## What the task requires
Locate the string "εἶνε" in the listing below. Copy every line where it is found.

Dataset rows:

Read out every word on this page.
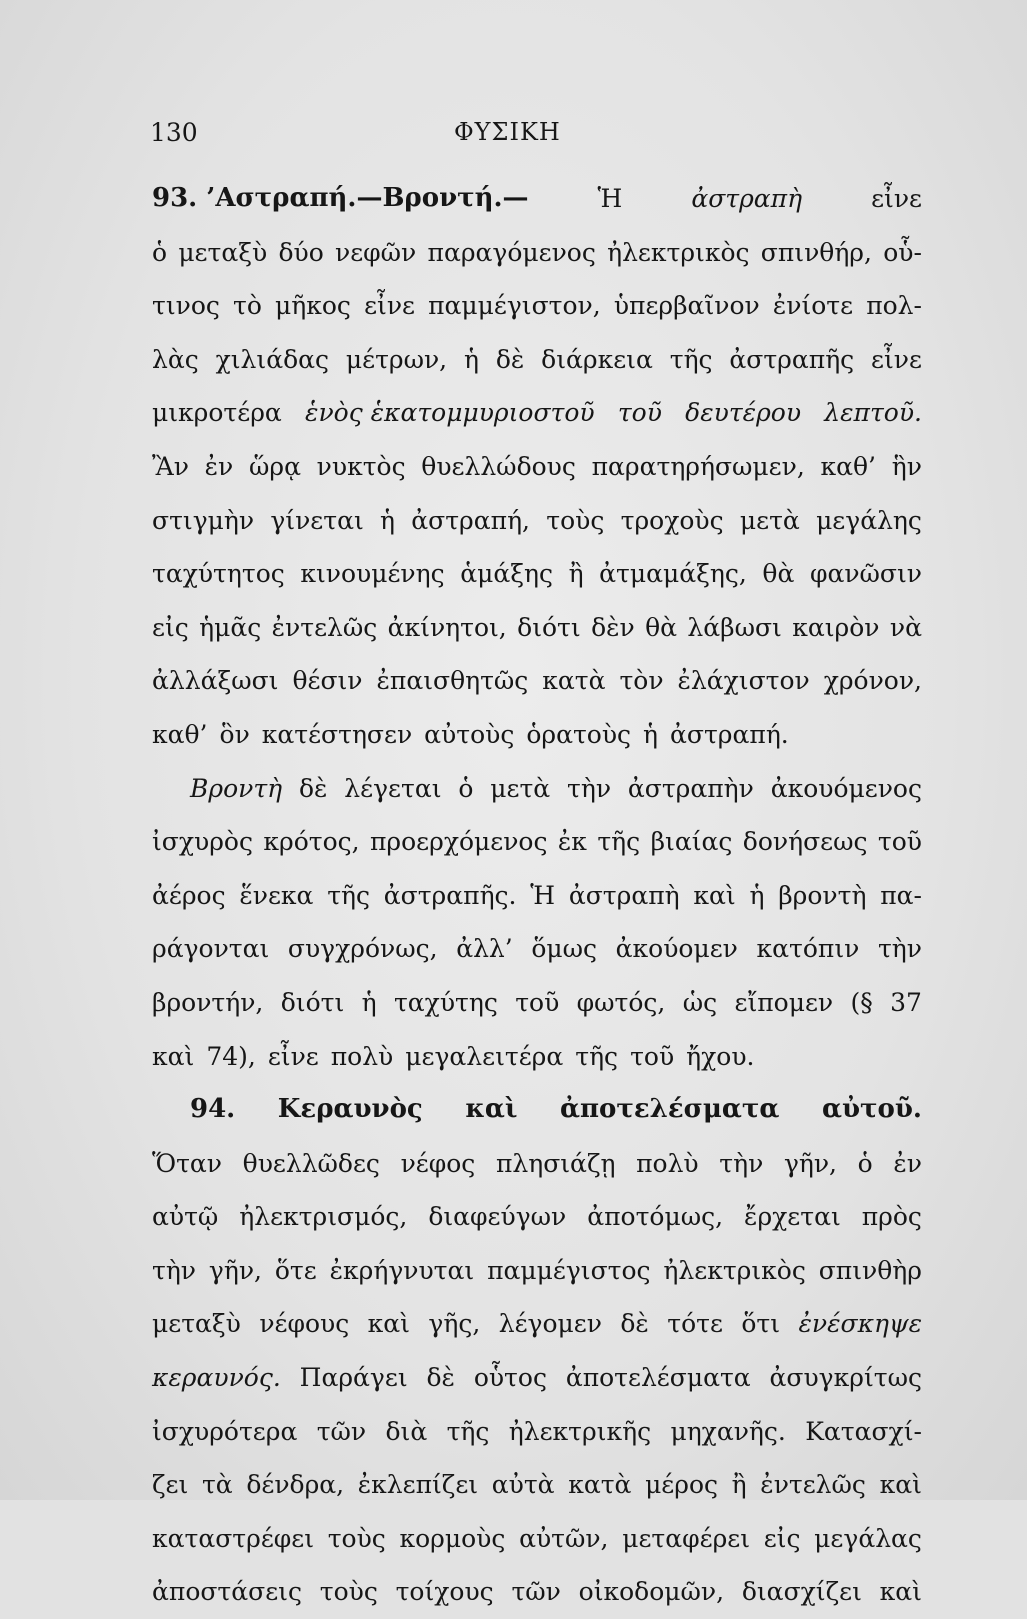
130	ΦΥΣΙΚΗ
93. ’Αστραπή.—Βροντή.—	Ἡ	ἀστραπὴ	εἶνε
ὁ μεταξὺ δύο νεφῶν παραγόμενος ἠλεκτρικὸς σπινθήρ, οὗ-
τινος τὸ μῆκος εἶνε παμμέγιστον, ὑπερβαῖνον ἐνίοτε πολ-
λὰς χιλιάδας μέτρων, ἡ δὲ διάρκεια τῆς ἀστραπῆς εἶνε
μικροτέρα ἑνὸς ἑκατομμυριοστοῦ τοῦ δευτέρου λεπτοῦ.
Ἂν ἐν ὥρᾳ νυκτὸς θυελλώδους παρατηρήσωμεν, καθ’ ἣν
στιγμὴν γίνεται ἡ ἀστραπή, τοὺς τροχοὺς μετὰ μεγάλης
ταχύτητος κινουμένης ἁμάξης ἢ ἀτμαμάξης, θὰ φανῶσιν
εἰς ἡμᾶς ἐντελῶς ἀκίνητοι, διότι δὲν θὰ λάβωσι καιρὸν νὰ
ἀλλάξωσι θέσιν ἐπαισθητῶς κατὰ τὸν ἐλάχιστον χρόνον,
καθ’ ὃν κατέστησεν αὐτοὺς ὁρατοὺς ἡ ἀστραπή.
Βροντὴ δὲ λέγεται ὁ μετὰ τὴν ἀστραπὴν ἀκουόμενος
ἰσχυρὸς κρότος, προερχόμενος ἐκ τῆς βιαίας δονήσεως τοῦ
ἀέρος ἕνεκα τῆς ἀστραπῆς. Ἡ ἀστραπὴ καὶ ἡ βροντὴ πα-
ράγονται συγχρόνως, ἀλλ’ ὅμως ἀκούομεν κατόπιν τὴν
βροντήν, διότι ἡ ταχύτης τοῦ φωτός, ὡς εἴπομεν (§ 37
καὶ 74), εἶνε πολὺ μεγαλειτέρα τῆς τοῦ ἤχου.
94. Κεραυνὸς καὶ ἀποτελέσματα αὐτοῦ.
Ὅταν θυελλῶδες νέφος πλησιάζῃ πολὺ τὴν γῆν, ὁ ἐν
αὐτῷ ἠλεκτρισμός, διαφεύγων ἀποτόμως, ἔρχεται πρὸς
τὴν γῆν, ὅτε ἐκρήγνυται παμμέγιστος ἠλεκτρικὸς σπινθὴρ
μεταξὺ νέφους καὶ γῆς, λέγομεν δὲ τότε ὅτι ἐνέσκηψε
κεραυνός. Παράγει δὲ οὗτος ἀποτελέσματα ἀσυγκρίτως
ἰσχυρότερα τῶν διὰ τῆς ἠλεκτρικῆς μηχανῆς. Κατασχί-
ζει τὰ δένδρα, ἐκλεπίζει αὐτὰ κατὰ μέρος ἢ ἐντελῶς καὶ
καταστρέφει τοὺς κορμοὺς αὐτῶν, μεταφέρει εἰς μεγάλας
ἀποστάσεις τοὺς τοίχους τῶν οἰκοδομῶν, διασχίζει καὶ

* * *

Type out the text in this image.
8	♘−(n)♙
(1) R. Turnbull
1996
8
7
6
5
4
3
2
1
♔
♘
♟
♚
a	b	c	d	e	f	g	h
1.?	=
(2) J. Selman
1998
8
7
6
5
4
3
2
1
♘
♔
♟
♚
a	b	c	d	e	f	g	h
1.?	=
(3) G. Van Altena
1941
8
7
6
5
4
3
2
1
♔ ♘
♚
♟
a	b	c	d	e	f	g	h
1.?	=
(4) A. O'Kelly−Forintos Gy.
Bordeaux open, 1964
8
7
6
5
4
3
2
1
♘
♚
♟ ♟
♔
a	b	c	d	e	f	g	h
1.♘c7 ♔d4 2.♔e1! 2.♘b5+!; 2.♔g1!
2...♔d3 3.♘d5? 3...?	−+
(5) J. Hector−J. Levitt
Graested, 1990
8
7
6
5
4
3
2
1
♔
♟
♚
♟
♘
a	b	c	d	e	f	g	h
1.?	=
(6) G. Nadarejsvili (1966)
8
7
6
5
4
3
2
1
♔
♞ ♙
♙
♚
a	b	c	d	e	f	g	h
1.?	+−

## The response
93. ’Αστραπή.—Βροντή.—	Ἡ	ἀστραπὴ	εἶνε
τινος τὸ μῆκος εἶνε παμμέγιστον, ὑπερβαῖνον ἐνίοτε πολ-
λὰς χιλιάδας μέτρων, ἡ δὲ διάρκεια τῆς ἀστραπῆς εἶνε
καὶ 74), εἶνε πολὺ μεγαλειτέρα τῆς τοῦ ἤχου.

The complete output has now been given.